Dataset items:
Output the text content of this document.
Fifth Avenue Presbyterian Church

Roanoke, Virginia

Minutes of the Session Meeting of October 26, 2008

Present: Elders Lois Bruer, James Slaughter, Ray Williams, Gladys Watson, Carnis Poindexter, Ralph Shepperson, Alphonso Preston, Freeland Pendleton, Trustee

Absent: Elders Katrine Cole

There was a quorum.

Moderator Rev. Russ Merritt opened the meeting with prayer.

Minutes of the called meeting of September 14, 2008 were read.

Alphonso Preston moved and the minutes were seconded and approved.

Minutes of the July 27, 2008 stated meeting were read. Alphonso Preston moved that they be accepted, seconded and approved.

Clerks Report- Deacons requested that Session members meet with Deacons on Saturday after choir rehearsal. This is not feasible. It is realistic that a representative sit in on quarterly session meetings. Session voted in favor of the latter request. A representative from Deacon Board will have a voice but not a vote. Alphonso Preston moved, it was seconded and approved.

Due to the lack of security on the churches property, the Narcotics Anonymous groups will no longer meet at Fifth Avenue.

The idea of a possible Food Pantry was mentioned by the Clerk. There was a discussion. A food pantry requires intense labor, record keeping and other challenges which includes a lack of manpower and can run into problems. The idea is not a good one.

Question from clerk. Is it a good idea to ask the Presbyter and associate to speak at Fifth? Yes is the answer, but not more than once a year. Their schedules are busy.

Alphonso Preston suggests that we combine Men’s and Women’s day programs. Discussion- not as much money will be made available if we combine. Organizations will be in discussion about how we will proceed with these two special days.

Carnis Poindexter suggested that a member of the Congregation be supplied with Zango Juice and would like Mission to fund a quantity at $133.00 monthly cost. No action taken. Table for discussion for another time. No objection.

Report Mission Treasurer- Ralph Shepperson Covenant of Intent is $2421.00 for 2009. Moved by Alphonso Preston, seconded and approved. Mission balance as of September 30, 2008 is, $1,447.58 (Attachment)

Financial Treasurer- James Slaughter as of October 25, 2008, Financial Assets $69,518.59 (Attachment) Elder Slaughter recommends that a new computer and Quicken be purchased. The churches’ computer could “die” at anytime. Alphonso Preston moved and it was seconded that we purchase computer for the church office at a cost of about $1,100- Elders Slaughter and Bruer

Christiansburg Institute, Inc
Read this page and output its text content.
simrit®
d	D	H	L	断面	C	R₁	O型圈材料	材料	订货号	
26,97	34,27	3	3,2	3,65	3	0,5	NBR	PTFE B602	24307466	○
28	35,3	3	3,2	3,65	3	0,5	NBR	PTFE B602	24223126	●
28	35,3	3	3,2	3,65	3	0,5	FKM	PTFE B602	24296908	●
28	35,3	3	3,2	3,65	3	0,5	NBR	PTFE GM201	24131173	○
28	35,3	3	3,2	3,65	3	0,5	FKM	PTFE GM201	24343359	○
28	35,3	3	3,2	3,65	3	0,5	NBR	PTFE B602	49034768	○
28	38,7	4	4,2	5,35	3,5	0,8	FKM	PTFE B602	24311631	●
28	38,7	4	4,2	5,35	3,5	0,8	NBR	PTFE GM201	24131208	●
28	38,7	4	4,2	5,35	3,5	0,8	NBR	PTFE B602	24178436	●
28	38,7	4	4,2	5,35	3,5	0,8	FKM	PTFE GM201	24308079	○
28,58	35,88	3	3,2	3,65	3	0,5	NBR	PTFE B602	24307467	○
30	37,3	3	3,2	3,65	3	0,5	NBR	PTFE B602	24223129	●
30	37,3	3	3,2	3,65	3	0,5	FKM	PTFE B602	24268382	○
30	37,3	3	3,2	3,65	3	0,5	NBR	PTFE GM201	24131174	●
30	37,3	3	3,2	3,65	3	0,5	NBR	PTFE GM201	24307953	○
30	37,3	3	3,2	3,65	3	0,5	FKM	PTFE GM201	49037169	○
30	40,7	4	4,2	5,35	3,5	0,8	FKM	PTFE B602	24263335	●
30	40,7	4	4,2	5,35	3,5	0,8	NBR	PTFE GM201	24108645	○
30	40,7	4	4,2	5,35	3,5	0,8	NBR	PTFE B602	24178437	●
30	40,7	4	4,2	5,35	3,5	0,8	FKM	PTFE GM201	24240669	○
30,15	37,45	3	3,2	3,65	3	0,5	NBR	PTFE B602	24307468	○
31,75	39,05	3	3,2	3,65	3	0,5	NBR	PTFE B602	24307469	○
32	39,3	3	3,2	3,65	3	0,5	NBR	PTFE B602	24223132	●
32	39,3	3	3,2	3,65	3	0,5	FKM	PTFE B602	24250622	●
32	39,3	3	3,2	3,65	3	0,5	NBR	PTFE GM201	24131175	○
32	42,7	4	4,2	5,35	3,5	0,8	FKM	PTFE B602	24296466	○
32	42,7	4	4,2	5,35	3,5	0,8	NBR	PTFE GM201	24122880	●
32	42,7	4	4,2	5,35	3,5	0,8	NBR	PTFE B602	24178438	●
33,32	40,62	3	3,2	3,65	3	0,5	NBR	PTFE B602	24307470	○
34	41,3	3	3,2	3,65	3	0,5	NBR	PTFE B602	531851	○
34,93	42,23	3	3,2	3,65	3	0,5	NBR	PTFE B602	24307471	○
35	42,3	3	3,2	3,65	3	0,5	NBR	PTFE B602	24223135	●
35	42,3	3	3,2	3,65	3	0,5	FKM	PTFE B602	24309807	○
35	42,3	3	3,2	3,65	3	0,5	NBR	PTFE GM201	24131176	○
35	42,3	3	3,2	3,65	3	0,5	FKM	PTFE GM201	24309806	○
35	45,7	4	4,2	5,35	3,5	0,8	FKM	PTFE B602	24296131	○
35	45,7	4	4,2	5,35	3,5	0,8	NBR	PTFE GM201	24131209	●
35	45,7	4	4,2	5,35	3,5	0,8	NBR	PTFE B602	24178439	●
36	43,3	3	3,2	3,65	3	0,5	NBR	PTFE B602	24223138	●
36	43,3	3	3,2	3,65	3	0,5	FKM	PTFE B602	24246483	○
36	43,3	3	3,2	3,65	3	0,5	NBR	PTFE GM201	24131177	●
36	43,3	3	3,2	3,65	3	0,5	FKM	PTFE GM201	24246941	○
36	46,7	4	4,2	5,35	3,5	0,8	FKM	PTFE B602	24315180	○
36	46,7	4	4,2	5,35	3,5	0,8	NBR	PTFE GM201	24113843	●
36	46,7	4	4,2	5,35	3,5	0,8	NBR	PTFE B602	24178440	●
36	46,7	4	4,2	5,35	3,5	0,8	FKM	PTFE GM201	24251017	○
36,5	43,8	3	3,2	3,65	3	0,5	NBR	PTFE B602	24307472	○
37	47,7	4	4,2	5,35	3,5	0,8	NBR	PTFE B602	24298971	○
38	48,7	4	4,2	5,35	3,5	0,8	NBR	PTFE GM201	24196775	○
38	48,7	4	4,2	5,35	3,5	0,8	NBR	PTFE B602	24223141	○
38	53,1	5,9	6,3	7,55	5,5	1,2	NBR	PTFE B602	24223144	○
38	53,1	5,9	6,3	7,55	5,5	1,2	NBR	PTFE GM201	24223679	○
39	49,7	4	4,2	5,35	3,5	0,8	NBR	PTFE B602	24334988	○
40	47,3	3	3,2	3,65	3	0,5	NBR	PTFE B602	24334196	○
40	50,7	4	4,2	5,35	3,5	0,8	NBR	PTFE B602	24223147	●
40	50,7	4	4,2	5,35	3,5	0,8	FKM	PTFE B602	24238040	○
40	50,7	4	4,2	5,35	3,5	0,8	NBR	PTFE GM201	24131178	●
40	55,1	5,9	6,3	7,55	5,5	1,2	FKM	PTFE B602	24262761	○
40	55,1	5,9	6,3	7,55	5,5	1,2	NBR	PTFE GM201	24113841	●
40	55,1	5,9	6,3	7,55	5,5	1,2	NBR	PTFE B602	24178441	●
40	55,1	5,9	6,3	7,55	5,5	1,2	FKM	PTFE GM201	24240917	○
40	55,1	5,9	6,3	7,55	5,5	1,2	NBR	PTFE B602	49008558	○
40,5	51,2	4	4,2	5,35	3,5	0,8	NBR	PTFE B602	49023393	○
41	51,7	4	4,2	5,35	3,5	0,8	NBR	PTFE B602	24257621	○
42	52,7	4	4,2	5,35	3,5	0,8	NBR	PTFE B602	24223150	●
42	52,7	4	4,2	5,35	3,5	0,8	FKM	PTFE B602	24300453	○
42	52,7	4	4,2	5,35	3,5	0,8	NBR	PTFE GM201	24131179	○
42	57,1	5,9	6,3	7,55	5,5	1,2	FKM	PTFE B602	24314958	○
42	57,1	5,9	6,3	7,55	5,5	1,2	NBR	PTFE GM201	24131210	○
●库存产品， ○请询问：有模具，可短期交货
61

--- DIRECTIVE ---
From the entries above, extract each line containing "Carnis".

--- WRITTEN ANSWER ---
Present: Elders Lois Bruer, James Slaughter, Ray Williams, Gladys Watson, Carnis Poindexter, Ralph Shepperson, Alphonso Preston, Freeland Pendleton, Trustee
Carnis Poindexter suggested that a member of the Congregation be supplied with Zango Juice and would like Mission to fund a quantity at $133.00 monthly cost. No action taken. Table for discussion for another time. No objection.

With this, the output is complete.